• Stated problem:
Look for "OCR this image." in the records below, then copy that line and every line after it, exactly and with nothing added.

::: Given entries

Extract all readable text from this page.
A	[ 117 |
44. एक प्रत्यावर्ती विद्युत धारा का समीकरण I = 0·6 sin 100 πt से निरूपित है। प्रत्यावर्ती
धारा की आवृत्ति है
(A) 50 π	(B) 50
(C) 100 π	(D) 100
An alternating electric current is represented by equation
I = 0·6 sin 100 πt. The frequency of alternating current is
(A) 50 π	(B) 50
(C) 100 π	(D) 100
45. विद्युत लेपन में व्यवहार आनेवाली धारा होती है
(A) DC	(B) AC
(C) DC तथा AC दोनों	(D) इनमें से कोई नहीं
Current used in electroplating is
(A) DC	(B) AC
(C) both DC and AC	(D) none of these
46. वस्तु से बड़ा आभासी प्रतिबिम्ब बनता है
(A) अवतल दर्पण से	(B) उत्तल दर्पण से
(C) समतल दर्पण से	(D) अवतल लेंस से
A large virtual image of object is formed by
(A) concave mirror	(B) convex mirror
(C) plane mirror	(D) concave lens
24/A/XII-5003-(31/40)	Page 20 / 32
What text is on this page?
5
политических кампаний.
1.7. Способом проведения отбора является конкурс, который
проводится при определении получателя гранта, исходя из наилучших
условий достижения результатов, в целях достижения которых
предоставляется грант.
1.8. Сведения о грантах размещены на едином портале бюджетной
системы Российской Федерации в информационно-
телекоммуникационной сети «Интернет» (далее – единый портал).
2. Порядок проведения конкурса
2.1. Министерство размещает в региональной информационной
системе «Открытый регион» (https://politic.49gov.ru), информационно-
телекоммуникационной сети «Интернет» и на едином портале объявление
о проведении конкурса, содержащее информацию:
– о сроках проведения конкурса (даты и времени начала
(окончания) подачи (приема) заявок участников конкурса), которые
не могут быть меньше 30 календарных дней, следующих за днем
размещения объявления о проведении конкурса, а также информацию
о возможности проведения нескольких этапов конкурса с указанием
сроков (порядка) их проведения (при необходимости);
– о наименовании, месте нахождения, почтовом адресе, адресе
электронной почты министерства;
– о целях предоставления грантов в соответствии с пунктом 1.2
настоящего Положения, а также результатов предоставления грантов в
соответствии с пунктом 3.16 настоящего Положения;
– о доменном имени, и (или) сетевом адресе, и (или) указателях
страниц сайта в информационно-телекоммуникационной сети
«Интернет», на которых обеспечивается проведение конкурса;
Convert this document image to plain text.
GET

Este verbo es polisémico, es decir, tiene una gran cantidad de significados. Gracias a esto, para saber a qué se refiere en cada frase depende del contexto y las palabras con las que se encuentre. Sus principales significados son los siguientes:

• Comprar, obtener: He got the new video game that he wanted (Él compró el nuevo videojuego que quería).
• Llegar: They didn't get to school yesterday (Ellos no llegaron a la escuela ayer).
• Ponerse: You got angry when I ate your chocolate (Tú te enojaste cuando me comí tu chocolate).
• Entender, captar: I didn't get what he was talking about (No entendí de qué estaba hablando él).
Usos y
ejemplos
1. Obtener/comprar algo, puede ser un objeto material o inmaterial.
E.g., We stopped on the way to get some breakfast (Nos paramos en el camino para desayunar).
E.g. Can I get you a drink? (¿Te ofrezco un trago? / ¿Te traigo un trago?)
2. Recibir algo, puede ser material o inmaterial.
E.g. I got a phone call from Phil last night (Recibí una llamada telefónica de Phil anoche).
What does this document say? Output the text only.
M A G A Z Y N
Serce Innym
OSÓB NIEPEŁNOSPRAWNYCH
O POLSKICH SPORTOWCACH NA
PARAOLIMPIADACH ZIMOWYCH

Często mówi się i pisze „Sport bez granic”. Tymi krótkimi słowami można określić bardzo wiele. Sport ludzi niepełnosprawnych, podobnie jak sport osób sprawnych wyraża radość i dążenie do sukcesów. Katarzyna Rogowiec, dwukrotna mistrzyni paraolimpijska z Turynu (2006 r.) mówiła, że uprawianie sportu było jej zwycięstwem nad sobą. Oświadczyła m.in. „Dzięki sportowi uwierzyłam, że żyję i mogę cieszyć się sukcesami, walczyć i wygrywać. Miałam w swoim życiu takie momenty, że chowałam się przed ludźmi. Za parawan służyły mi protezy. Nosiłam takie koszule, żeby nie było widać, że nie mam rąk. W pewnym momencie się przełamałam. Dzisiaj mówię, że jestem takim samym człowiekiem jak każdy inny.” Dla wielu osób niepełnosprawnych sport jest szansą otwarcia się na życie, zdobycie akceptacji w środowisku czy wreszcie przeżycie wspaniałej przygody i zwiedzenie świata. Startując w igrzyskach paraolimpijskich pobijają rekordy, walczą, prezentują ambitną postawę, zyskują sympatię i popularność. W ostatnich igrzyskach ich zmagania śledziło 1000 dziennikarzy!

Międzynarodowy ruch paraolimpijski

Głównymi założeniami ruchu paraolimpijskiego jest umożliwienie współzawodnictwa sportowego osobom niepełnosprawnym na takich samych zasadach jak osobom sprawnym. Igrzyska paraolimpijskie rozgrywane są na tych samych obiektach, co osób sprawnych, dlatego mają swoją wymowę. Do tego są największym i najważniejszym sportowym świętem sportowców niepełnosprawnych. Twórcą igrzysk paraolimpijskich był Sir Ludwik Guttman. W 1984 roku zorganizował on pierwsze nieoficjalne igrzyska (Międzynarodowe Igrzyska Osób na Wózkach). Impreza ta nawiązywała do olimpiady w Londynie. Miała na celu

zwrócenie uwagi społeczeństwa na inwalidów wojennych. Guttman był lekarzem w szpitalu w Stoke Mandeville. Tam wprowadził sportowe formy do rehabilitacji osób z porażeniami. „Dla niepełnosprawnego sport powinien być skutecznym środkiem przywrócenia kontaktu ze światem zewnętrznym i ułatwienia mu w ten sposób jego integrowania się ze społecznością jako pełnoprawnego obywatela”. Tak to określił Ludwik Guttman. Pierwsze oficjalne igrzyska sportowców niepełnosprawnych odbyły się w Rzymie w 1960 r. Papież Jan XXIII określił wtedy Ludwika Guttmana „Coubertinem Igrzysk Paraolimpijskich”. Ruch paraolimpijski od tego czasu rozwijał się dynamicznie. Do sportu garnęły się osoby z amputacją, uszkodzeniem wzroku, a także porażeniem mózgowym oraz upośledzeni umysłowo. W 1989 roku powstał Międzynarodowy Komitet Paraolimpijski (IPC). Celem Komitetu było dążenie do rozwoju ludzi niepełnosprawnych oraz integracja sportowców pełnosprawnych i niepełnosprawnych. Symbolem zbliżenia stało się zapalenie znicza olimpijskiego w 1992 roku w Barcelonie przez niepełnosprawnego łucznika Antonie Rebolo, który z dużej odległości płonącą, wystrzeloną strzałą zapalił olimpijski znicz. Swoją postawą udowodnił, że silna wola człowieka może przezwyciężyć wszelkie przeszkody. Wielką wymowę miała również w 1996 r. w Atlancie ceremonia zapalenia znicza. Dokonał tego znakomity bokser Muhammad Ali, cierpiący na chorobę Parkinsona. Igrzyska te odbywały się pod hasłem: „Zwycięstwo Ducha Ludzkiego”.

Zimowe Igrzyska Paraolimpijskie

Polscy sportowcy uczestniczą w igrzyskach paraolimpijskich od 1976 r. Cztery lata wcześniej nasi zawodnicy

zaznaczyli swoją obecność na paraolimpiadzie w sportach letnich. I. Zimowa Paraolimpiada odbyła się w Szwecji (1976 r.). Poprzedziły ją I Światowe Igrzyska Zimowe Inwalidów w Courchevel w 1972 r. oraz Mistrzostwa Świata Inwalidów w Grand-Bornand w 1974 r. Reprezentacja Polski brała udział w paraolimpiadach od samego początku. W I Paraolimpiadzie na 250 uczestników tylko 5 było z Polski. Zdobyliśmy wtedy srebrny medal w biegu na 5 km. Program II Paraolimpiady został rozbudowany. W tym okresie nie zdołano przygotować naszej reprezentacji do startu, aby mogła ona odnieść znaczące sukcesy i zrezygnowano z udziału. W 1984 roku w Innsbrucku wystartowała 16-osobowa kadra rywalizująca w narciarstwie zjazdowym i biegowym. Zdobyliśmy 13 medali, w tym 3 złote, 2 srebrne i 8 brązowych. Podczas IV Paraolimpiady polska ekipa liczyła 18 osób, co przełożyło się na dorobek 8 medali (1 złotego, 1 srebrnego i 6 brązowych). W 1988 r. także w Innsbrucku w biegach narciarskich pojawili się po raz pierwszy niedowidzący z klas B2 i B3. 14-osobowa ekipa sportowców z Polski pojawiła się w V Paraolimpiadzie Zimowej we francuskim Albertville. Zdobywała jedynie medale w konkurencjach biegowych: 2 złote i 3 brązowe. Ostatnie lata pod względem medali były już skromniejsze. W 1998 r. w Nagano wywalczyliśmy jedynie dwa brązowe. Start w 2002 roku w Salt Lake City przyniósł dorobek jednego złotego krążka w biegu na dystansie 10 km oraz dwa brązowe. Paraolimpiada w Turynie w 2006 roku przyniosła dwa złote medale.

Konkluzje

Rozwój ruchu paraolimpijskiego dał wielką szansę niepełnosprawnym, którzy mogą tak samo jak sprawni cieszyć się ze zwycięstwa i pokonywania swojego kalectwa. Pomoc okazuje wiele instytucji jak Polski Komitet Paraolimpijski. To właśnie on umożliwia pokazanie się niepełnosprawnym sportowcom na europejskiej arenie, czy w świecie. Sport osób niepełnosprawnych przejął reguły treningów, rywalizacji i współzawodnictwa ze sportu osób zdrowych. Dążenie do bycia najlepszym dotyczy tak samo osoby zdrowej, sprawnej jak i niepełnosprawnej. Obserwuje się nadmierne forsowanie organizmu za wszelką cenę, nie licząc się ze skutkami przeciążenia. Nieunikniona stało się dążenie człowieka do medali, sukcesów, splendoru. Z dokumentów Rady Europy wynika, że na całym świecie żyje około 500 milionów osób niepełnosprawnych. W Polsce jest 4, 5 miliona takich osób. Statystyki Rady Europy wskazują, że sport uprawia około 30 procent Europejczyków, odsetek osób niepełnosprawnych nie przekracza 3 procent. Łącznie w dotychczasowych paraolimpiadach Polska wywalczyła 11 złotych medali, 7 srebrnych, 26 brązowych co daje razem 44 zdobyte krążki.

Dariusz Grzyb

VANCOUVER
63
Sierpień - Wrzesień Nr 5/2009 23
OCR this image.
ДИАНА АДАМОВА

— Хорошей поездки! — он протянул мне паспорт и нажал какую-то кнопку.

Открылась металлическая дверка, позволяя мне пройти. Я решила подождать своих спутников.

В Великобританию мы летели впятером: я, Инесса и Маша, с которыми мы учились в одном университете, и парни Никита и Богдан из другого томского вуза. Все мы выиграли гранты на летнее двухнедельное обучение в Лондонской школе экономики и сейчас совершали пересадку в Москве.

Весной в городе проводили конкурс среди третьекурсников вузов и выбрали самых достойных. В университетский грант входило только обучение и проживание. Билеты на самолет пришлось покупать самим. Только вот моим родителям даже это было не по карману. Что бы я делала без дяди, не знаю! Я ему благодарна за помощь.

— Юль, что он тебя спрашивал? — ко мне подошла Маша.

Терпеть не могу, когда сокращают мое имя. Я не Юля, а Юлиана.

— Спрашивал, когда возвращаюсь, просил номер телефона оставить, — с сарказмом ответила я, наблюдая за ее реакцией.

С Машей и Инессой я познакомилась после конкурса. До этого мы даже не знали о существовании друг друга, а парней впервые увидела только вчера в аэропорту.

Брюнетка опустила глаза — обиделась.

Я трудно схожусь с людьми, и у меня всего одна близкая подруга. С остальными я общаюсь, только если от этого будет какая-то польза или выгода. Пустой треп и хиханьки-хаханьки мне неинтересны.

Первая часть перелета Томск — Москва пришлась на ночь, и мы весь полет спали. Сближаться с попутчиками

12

::::::

• In response:
OCR this image.
ДИАНА АДАМОВА

— Хорошей поездки! — он протянул мне паспорт и нажал какую-то кнопку.

Открылась металлическая дверка, позволяя мне пройти. Я решила подождать своих спутников.

В Великобританию мы летели впятером: я, Инесса и Маша, с которыми мы учились в одном университете, и парни Никита и Богдан из другого томского вуза. Все мы выиграли гранты на летнее двухнедельное обучение в Лондонской школе экономики и сейчас совершали пересадку в Москве.

Весной в городе проводили конкурс среди третьекурсников вузов и выбрали самых достойных. В университетский грант входило только обучение и проживание. Билеты на самолет пришлось покупать самим. Только вот моим родителям даже это было не по карману. Что бы я делала без дяди, не знаю! Я ему благодарна за помощь.

— Юль, что он тебя спрашивал? — ко мне подошла Маша.

Терпеть не могу, когда сокращают мое имя. Я не Юля, а Юлиана.

— Спрашивал, когда возвращаюсь, просил номер телефона оставить, — с сарказмом ответила я, наблюдая за ее реакцией.

С Машей и Инессой я познакомилась после конкурса. До этого мы даже не знали о существовании друг друга, а парней впервые увидела только вчера в аэропорту.

Брюнетка опустила глаза — обиделась.

Я трудно схожусь с людьми, и у меня всего одна близкая подруга. С остальными я общаюсь, только если от этого будет какая-то польза или выгода. Пустой треп и хиханьки-хаханьки мне неинтересны.

Первая часть перелета Томск — Москва пришлась на ночь, и мы весь полет спали. Сближаться с попутчиками

12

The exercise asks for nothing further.